----- Data provided -----

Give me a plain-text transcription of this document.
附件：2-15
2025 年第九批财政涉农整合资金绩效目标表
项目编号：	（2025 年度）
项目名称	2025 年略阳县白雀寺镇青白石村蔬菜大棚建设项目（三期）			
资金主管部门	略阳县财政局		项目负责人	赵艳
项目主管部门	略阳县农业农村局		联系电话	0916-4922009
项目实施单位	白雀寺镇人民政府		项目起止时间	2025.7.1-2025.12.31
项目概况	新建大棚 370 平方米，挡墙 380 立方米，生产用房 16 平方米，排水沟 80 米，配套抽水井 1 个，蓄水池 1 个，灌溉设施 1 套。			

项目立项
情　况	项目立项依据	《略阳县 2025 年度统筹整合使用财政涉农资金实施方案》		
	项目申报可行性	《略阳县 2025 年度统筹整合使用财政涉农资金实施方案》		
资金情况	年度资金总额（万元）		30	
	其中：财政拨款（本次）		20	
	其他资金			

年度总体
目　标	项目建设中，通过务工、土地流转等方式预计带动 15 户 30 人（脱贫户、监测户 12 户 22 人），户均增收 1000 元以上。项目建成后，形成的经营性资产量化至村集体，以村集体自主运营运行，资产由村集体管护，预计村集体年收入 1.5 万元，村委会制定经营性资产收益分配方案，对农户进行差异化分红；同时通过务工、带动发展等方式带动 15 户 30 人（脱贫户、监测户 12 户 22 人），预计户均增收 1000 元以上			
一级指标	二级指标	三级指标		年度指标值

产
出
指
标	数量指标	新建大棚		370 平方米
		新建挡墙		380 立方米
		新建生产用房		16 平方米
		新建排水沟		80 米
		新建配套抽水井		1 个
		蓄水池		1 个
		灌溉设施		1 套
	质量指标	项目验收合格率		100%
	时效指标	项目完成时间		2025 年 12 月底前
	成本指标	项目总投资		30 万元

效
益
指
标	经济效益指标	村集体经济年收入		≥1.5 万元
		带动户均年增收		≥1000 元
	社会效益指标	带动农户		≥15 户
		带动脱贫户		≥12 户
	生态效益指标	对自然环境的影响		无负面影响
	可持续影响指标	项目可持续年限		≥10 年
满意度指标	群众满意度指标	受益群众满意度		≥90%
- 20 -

-----

(Aim of the task): Looking at the data above, show all lines where the word "年度统筹整合使用财政涉农资金实施方案" occurs.

(Reply):
情　况	项目立项依据	《略阳县 2025 年度统筹整合使用财政涉农资金实施方案》		
	项目申报可行性	《略阳县 2025 年度统筹整合使用财政涉农资金实施方案》		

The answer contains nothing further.